> **WHAT THIS TASK INVOLVES**: Go through the records and extract every line with the word "left".

Structured figure records:
::::

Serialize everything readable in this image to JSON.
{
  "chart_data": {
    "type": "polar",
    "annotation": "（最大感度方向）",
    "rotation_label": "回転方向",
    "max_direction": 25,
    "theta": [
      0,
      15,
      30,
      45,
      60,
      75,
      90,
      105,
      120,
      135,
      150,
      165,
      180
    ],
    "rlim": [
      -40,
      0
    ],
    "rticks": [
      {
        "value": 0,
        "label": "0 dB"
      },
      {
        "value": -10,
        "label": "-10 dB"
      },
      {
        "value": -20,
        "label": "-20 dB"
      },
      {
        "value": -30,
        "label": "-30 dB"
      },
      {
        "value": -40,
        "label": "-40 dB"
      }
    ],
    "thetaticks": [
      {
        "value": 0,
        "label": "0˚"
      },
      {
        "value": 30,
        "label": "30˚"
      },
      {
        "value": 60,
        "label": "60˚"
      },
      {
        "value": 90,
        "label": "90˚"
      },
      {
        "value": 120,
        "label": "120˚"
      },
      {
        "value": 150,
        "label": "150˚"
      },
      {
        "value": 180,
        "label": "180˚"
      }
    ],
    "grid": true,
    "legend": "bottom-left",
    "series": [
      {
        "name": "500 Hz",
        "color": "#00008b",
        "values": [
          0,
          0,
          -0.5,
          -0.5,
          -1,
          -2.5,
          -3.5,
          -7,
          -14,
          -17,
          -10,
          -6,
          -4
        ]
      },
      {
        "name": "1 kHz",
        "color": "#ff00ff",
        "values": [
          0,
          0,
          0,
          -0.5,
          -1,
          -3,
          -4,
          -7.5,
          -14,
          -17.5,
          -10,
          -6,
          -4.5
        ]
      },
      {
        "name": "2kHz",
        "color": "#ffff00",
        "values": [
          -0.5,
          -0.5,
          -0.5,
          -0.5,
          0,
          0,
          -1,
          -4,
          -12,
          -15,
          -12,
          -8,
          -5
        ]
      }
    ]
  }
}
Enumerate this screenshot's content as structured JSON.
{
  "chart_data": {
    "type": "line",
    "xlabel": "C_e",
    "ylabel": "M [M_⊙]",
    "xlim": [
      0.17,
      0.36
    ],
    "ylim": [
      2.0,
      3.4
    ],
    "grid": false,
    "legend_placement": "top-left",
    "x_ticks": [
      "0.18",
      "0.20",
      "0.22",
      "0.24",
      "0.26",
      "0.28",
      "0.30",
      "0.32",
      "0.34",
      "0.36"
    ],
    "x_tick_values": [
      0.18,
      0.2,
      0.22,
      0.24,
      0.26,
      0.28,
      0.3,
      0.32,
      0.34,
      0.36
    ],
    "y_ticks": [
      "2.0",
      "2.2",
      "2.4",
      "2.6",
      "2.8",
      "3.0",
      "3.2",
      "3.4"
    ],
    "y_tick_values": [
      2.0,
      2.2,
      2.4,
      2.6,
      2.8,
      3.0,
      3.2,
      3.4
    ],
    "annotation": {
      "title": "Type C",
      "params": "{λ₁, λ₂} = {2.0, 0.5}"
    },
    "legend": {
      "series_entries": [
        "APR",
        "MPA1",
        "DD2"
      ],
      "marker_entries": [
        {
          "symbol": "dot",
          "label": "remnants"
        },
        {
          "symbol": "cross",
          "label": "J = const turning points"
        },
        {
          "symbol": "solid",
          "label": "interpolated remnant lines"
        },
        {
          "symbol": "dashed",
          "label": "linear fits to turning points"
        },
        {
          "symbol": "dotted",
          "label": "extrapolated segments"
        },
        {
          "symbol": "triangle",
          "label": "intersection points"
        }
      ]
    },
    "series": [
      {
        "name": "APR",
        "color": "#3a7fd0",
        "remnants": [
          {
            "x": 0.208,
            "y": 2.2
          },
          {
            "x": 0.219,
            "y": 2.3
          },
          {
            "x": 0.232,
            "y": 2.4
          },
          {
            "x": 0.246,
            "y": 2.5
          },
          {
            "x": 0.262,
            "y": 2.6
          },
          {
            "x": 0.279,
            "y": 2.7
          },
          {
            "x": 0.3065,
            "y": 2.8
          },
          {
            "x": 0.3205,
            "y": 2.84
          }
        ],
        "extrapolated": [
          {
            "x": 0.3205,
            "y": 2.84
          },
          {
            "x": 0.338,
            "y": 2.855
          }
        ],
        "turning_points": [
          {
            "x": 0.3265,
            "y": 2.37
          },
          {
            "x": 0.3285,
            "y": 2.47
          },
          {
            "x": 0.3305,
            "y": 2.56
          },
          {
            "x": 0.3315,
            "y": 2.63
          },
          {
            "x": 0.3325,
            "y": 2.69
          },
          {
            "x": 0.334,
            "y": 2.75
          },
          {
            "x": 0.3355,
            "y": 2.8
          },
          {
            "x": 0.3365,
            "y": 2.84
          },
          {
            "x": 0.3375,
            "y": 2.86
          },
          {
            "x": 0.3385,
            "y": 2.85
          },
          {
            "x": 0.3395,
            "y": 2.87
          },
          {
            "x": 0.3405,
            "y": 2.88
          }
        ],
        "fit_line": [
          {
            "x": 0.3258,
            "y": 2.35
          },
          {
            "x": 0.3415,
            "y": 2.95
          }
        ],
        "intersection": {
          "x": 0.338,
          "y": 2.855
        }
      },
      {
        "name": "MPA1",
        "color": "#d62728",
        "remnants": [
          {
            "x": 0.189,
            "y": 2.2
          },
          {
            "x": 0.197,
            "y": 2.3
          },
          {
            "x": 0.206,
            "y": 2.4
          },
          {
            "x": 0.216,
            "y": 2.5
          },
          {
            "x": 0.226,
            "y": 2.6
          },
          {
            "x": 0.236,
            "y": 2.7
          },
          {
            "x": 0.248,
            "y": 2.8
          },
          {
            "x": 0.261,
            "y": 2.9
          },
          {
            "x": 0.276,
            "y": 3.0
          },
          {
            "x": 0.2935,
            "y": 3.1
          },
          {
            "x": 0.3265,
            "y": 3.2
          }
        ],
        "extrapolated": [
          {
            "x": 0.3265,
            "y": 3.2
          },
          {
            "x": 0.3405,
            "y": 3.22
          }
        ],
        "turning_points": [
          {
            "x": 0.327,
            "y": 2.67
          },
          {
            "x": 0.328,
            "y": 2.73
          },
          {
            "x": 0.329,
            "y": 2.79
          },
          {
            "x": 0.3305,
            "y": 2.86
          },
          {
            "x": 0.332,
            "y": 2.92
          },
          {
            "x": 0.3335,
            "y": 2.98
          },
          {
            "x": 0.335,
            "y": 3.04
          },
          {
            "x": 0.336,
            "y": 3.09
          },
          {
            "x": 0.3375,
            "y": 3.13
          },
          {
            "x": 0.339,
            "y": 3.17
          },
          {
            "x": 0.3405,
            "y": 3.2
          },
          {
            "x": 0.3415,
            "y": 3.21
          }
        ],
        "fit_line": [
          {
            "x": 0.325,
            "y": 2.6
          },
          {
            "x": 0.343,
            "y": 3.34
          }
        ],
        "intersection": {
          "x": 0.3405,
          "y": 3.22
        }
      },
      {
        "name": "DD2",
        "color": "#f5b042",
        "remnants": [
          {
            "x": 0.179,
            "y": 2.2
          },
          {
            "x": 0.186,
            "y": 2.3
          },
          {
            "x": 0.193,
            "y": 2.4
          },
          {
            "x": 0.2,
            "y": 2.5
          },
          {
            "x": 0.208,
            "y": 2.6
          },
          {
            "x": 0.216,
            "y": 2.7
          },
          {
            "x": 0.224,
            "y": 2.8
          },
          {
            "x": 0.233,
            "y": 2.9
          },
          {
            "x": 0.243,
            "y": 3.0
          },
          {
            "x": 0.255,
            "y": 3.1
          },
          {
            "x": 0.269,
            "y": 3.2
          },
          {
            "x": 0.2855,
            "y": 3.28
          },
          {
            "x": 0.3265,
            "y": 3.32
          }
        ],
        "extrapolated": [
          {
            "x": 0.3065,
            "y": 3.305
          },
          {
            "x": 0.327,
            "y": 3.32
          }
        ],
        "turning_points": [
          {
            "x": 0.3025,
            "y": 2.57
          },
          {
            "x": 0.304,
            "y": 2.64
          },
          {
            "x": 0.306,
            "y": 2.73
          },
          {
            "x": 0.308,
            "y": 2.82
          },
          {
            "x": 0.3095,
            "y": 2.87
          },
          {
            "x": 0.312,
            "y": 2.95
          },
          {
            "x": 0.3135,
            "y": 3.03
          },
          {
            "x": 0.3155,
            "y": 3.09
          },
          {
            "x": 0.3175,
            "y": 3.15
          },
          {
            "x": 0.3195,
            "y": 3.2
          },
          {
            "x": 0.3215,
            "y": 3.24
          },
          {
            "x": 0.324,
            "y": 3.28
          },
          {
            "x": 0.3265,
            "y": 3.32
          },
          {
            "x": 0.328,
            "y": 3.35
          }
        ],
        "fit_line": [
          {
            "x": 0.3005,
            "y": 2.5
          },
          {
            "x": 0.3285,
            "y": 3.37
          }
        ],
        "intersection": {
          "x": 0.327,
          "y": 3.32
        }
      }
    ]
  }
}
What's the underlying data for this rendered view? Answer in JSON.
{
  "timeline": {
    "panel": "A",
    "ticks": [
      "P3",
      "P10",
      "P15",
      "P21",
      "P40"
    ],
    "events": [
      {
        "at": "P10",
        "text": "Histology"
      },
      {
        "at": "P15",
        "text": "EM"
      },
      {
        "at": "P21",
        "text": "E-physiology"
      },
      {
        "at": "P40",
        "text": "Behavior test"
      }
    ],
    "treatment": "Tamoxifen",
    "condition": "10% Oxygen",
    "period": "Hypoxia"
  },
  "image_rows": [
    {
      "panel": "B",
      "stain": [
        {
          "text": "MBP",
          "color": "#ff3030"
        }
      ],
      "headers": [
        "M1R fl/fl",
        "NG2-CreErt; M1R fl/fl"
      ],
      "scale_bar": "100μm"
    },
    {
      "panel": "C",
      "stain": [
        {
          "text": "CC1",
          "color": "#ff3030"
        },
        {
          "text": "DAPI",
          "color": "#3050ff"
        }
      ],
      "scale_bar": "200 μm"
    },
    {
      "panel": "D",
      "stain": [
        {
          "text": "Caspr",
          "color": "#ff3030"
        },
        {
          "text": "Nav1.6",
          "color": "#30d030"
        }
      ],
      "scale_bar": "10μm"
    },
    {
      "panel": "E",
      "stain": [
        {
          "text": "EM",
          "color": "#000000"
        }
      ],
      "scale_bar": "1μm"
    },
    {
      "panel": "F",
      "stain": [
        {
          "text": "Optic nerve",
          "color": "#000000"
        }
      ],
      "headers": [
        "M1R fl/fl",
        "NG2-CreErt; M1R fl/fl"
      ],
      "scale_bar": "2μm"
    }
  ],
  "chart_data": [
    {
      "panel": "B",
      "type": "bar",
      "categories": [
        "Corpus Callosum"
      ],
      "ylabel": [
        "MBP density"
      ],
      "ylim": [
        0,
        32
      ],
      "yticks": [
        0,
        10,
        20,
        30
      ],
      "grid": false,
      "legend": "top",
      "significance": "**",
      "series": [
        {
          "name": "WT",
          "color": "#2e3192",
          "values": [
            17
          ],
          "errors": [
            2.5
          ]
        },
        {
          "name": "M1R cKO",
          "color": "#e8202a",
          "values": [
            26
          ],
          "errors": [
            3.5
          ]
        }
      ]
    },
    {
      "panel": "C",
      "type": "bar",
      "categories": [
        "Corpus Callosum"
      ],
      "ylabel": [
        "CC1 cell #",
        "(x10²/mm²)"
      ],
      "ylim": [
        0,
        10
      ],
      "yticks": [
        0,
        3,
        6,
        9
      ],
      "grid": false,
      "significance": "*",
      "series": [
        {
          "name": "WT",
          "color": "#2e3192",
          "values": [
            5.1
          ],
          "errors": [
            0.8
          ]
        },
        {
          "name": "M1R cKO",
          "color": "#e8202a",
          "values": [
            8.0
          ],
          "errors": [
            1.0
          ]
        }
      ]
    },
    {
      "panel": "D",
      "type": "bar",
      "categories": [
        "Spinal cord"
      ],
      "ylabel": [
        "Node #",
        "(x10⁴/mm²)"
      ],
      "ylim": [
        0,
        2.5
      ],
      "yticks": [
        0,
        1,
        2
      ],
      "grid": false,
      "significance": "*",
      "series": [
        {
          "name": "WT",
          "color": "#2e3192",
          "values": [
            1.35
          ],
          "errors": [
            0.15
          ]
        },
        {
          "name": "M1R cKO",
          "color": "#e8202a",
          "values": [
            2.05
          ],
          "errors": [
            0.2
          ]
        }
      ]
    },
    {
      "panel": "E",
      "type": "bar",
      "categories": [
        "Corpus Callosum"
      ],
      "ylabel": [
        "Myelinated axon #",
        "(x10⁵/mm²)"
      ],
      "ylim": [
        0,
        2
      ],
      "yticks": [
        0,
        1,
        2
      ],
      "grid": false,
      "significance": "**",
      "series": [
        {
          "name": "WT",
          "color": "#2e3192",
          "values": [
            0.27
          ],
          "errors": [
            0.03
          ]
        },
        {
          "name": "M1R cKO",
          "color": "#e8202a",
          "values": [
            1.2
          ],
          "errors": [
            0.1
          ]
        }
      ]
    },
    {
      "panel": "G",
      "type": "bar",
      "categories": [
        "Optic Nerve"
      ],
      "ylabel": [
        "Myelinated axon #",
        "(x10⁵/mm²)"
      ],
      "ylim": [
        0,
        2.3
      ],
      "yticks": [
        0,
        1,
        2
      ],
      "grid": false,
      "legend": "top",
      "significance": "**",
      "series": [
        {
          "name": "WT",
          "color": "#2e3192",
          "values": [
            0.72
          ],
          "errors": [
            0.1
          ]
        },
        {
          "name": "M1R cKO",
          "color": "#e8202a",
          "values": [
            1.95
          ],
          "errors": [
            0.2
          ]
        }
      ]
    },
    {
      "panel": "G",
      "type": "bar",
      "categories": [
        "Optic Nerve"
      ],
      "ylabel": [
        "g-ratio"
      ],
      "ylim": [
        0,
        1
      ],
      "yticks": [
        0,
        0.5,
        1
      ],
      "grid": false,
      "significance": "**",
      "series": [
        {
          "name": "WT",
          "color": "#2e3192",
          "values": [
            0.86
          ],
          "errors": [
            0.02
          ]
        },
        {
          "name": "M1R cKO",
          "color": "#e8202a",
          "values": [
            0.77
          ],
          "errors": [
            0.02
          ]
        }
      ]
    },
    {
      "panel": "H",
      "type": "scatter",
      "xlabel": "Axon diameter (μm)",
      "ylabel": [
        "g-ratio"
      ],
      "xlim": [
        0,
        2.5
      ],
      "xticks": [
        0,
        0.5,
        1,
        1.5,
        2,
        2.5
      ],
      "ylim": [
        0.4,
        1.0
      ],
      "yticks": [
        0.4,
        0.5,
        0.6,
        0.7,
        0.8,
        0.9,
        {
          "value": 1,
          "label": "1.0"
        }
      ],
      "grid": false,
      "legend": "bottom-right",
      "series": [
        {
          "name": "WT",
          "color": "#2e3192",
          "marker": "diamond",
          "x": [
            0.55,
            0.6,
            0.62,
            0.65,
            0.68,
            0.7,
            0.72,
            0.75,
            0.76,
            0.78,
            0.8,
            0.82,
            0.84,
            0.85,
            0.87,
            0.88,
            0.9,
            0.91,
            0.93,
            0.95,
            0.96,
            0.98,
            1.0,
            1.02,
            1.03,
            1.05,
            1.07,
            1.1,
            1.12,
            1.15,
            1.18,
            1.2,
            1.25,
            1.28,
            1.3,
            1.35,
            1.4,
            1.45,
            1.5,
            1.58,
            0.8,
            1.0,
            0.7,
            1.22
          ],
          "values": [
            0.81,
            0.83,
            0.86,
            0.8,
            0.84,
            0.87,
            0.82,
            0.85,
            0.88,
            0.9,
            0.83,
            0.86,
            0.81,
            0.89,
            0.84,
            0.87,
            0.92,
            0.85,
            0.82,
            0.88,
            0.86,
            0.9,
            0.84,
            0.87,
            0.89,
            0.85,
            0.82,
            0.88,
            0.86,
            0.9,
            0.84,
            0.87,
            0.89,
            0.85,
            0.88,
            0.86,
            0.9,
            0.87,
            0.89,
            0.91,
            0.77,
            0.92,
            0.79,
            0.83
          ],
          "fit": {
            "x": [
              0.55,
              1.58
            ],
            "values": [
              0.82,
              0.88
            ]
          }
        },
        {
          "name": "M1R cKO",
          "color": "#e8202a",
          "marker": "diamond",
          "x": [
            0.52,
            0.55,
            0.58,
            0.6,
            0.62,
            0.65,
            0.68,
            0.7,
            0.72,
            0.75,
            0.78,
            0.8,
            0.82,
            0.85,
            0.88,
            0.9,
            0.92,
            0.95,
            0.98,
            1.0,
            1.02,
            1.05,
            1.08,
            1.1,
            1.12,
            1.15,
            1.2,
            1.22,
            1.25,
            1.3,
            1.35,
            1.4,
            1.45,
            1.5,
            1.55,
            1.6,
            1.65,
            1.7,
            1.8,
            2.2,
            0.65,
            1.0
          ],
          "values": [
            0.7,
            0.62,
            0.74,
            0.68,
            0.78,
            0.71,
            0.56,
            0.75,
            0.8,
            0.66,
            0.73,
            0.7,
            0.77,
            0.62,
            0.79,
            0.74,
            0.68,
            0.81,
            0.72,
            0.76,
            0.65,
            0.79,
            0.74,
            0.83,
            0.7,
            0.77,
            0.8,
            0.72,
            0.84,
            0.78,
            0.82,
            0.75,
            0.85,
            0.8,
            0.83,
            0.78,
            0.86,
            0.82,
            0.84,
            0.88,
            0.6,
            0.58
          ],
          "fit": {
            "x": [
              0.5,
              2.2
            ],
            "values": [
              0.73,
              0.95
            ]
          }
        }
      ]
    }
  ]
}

::::

> **SOLUTION FOR THIS EXERCISE**:
    "legend": "bottom-left",
    "legend_placement": "top-left",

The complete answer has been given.